__RECORDS SUPPLIED__
((

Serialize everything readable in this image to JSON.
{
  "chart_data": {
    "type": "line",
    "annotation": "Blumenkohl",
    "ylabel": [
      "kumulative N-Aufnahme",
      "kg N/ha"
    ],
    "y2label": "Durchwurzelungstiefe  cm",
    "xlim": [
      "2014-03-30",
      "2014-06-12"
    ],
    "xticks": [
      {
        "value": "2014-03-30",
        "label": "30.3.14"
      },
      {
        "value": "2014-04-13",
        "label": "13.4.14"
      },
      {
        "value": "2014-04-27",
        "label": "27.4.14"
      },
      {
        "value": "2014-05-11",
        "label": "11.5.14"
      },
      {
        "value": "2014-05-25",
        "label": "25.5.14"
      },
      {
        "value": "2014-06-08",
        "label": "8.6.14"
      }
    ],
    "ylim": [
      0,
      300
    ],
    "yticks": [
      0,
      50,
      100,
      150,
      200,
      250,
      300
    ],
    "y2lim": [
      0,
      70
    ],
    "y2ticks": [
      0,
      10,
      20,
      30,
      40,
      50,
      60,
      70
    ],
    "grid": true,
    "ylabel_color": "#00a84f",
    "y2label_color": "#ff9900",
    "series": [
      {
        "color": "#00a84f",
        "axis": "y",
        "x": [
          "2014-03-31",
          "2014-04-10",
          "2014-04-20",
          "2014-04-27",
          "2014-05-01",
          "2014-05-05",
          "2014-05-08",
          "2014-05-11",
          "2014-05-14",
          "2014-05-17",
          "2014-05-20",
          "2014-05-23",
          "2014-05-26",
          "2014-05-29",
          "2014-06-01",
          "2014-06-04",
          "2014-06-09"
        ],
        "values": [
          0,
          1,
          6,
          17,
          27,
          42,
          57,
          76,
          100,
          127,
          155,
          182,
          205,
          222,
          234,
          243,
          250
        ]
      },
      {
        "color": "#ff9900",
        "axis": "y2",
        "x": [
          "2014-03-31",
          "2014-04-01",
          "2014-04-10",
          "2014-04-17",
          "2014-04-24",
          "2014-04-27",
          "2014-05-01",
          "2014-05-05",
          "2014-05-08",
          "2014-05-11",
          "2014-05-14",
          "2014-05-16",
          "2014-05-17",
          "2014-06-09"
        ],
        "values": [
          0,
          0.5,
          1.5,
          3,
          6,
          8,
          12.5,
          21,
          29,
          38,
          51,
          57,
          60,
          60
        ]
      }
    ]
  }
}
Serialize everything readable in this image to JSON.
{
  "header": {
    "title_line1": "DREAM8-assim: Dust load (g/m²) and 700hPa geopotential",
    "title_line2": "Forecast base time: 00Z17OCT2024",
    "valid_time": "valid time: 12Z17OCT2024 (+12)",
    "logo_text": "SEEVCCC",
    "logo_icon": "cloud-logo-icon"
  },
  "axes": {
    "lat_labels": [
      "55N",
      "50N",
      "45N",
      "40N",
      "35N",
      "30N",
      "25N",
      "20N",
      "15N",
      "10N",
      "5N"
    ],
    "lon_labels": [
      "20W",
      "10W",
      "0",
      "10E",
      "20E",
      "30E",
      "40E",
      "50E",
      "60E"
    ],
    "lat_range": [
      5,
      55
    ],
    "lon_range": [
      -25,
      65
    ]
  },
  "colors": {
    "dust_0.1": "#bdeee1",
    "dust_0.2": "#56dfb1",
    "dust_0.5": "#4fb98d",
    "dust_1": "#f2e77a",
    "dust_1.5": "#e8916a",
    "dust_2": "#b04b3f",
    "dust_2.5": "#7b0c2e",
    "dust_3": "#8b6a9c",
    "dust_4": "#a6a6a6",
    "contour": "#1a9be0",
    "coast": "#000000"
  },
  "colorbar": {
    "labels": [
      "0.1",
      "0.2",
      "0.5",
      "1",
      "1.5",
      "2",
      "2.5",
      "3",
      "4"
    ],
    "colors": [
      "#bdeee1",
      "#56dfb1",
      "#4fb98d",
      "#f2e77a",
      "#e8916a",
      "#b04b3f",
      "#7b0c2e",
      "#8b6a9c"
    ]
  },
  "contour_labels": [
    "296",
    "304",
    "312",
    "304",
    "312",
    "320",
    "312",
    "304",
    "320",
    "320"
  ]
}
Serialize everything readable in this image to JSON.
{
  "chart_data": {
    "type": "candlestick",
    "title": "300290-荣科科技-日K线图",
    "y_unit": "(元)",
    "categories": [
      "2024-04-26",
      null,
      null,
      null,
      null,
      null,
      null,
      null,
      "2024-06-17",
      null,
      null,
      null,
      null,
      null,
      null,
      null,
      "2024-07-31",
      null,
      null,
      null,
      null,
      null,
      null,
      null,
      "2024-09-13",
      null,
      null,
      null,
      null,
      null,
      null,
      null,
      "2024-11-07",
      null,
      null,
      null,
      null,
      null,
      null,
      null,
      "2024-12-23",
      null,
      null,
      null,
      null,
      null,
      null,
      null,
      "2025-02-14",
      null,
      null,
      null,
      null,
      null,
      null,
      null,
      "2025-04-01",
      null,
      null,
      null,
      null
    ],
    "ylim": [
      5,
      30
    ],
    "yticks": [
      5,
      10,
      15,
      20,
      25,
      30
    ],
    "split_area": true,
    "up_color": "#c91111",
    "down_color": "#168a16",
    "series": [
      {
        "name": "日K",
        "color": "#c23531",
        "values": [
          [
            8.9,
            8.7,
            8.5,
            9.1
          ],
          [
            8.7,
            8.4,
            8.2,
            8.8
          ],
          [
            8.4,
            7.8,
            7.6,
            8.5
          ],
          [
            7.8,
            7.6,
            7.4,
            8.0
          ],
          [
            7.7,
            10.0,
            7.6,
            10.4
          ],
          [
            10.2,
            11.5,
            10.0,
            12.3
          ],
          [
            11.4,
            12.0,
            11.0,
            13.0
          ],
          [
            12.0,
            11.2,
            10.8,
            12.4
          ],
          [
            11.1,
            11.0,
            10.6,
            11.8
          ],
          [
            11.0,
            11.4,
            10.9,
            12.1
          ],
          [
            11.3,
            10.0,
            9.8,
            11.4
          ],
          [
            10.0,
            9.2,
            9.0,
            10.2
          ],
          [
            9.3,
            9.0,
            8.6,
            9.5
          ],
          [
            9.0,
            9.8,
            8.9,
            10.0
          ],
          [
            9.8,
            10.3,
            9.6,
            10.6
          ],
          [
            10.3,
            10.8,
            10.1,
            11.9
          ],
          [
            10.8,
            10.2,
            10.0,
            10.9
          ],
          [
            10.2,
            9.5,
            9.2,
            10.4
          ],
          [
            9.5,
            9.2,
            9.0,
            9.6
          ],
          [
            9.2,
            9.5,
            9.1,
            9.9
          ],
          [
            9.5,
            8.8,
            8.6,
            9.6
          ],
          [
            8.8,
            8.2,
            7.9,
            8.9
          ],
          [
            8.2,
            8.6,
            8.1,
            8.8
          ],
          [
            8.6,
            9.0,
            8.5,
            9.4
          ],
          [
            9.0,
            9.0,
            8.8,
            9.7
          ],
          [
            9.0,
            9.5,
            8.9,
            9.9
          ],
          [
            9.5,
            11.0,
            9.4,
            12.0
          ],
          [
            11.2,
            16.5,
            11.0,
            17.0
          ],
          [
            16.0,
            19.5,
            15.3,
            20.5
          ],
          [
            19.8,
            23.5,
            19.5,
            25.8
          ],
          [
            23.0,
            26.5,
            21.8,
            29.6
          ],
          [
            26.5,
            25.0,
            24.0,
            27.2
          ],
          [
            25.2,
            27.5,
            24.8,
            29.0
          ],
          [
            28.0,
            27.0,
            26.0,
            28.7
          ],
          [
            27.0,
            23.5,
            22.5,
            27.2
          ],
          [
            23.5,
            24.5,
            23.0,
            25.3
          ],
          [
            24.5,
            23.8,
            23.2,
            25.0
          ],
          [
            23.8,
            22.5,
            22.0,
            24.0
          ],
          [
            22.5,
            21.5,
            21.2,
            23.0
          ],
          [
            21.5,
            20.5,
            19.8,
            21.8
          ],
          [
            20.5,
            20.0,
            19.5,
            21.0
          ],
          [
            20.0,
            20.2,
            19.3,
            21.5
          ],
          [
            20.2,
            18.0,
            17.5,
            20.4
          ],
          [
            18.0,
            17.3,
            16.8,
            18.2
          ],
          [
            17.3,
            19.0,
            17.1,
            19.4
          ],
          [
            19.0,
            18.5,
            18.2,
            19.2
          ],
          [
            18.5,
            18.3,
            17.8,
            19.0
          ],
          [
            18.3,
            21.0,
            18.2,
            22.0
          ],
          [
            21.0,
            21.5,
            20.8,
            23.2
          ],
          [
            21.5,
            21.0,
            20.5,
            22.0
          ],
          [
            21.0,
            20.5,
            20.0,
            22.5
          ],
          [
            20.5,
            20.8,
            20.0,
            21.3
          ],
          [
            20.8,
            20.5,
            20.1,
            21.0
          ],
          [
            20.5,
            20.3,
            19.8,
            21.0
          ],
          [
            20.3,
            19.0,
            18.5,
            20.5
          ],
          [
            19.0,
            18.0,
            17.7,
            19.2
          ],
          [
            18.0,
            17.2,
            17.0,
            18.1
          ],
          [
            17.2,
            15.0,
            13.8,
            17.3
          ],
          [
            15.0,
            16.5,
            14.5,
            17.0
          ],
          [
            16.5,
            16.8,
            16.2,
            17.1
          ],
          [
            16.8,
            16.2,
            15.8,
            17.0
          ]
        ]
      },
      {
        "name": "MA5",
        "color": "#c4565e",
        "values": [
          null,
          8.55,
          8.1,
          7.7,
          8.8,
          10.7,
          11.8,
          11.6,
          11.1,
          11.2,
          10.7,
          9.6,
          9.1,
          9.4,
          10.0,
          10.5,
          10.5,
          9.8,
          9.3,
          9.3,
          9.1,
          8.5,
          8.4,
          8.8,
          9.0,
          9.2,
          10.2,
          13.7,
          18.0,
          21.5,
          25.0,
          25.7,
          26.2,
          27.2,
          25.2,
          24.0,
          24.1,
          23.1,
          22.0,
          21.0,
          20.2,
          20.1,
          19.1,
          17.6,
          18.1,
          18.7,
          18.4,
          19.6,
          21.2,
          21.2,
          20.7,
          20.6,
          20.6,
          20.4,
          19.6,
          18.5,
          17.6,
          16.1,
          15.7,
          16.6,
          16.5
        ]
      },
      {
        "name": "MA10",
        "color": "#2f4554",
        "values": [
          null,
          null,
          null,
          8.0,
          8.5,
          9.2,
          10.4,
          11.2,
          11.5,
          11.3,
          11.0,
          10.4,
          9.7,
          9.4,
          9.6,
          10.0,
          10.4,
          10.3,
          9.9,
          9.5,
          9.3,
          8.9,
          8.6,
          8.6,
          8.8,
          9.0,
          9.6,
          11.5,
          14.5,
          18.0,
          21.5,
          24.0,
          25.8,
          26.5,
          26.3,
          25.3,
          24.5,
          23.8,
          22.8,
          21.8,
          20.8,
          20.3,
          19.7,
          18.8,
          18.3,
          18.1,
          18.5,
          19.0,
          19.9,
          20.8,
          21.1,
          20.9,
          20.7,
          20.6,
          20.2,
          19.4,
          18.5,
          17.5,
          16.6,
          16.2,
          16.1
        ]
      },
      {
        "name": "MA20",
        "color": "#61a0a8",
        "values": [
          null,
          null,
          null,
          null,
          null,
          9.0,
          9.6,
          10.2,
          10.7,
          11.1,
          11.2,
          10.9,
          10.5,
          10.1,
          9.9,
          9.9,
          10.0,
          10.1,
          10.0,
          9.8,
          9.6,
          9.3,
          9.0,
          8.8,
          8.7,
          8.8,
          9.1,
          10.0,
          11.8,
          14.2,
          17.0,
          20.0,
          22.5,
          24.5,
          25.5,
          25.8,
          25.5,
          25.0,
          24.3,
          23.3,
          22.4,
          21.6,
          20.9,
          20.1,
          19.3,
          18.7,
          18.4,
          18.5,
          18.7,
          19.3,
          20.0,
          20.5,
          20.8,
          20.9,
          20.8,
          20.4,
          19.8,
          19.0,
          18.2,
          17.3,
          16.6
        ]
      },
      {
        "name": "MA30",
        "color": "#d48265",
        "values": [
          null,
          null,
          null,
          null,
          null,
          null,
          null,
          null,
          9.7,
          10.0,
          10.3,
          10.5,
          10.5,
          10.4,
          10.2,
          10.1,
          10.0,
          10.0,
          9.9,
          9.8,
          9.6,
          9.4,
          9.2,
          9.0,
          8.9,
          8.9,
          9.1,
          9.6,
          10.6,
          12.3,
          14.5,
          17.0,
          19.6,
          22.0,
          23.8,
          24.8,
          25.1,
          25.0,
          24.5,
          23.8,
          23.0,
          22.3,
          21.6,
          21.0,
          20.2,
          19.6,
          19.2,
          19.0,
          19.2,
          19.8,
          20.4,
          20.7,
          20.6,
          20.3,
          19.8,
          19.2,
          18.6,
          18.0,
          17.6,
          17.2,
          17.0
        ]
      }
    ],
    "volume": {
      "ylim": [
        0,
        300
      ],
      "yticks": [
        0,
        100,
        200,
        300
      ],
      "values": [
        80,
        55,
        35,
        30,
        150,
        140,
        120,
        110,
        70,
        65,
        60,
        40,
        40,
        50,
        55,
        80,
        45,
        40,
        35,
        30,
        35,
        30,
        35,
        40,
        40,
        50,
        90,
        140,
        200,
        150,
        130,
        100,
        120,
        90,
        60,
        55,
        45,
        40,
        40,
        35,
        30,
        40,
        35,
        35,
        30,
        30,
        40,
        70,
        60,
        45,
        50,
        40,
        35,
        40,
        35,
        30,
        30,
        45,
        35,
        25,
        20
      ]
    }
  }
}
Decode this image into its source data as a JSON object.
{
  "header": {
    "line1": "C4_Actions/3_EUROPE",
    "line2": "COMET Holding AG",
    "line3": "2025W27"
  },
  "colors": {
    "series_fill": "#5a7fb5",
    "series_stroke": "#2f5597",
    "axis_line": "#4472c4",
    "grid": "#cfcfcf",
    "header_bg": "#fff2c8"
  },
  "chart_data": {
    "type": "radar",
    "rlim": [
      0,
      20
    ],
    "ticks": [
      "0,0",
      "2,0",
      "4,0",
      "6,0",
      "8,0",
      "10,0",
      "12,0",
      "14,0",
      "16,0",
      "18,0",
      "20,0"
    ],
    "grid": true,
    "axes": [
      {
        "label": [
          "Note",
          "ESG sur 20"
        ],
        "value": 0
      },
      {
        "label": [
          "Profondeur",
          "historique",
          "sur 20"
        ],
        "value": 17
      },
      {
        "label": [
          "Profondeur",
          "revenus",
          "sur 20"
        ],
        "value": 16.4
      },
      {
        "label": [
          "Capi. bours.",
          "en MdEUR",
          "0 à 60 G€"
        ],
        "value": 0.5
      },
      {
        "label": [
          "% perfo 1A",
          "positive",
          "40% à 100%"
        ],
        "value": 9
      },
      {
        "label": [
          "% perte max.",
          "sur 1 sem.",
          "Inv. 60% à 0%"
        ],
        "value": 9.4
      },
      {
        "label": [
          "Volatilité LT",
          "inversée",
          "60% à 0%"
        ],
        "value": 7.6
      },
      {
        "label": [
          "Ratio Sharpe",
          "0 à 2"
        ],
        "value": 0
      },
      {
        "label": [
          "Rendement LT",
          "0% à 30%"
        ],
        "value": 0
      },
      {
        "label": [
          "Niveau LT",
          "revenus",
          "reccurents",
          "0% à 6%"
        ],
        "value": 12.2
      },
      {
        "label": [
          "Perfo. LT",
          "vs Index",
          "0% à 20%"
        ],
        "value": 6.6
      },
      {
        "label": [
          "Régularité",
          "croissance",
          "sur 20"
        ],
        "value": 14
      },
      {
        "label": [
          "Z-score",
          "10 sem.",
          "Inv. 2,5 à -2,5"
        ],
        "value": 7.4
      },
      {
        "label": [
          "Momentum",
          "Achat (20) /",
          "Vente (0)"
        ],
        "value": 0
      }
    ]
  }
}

))

__PROBLEM REQUIREMENTS__
Copy out every line that includes the word "type".

__EXERCISE ANSWER__
    "type": "line",
    "type": "candlestick",
    "type": "radar",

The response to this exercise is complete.